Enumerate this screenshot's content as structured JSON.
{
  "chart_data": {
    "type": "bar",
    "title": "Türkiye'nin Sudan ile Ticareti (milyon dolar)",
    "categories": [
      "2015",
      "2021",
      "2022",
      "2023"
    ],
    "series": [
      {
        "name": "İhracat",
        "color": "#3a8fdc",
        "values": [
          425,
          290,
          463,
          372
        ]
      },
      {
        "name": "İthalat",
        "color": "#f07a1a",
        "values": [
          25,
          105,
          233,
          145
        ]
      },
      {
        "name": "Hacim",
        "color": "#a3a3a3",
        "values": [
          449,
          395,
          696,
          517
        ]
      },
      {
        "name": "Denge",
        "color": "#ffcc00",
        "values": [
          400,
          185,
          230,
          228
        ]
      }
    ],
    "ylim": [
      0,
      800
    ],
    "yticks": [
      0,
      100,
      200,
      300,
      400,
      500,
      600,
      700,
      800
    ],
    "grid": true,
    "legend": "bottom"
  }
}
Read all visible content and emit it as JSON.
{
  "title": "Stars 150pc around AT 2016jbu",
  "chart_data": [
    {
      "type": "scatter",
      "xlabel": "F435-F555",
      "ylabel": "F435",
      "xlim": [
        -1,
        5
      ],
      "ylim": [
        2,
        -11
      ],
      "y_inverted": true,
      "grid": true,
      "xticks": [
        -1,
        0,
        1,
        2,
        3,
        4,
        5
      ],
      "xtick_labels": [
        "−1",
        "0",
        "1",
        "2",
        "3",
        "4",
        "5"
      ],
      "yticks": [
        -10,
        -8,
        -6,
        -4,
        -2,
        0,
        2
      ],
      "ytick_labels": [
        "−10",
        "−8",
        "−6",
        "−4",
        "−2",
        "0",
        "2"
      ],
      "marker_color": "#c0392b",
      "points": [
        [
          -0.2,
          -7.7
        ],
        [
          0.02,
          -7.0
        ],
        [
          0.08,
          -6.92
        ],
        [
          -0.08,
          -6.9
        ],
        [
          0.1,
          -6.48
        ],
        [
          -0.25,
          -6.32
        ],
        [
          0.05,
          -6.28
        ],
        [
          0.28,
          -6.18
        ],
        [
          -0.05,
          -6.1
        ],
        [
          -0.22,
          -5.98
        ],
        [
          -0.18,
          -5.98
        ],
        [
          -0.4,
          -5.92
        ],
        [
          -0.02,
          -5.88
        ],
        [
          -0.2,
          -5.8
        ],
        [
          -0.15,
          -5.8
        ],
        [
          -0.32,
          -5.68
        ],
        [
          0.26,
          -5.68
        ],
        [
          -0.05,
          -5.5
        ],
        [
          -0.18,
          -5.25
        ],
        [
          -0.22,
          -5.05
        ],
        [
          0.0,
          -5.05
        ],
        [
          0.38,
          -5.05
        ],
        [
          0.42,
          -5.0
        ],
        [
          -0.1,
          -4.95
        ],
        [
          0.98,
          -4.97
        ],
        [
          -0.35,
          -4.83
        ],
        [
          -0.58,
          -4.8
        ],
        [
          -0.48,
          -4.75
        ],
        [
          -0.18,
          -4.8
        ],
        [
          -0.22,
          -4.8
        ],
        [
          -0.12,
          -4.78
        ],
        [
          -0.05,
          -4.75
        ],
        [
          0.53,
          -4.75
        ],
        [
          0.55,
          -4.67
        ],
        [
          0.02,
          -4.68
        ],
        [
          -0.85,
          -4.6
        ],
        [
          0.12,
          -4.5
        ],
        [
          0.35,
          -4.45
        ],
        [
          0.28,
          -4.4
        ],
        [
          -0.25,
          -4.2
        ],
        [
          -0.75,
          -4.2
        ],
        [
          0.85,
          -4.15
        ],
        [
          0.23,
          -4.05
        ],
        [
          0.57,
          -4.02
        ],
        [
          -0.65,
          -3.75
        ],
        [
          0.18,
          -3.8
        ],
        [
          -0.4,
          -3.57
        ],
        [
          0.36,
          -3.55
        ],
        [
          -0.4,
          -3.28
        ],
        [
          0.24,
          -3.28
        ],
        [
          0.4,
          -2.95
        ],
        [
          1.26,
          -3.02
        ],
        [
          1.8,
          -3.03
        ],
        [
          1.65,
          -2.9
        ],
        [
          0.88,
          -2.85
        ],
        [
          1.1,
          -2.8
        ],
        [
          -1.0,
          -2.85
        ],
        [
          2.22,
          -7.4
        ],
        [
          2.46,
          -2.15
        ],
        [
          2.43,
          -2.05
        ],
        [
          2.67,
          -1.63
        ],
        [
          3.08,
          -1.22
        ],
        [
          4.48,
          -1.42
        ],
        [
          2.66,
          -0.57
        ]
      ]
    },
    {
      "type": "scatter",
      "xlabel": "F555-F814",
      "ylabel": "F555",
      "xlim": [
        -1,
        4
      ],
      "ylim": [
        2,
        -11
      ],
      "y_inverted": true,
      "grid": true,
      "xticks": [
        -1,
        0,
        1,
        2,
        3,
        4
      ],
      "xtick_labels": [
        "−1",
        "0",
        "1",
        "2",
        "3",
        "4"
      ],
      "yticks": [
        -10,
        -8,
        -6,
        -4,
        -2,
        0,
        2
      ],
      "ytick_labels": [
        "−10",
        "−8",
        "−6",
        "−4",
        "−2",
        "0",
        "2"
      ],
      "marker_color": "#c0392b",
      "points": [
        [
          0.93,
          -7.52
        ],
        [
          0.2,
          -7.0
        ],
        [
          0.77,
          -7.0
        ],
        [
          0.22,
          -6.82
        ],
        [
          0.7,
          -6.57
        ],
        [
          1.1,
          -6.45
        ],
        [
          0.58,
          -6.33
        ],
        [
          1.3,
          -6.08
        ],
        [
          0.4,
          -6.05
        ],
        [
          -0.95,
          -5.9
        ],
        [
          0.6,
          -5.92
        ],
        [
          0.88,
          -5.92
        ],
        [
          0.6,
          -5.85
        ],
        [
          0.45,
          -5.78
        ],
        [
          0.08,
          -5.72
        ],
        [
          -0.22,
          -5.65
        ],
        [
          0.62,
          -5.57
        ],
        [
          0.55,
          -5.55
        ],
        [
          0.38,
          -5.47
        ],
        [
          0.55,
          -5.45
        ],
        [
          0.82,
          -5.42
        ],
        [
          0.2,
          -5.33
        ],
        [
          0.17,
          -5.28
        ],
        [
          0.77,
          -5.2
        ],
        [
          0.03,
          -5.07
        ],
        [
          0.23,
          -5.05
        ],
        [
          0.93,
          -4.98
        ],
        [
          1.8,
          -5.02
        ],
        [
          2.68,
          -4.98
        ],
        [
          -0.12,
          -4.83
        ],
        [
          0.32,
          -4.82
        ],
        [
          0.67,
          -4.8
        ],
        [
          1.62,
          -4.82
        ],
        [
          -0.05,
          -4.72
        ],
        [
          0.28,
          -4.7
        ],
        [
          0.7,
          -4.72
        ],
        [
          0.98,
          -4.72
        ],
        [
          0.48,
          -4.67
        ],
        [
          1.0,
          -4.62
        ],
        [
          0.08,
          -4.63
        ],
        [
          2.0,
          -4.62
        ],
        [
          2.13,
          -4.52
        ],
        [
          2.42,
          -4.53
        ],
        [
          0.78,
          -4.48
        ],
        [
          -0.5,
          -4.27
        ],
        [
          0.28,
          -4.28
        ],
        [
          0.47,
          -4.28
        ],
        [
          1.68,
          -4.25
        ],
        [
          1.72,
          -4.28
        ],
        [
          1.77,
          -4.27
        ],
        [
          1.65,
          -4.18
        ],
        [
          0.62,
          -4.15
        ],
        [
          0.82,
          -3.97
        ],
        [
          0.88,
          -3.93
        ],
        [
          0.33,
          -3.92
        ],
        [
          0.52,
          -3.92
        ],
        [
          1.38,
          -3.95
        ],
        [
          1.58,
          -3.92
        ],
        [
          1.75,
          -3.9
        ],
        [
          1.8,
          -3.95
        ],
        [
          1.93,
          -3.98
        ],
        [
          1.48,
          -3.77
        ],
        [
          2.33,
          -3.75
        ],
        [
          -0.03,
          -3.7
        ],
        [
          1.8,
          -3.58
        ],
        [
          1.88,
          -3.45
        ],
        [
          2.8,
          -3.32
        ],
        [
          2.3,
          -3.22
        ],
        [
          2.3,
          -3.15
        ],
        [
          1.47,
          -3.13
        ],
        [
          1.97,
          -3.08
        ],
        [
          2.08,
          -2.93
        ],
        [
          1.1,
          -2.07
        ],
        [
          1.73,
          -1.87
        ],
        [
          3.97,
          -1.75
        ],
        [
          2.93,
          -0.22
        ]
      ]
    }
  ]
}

▶ _EXERCISE_
Pull every line containing "JSON" from the material above.

▶ _RESPONSE TO THIS TASK_
Enumerate this screenshot's content as structured JSON.
Read all visible content and emit it as JSON.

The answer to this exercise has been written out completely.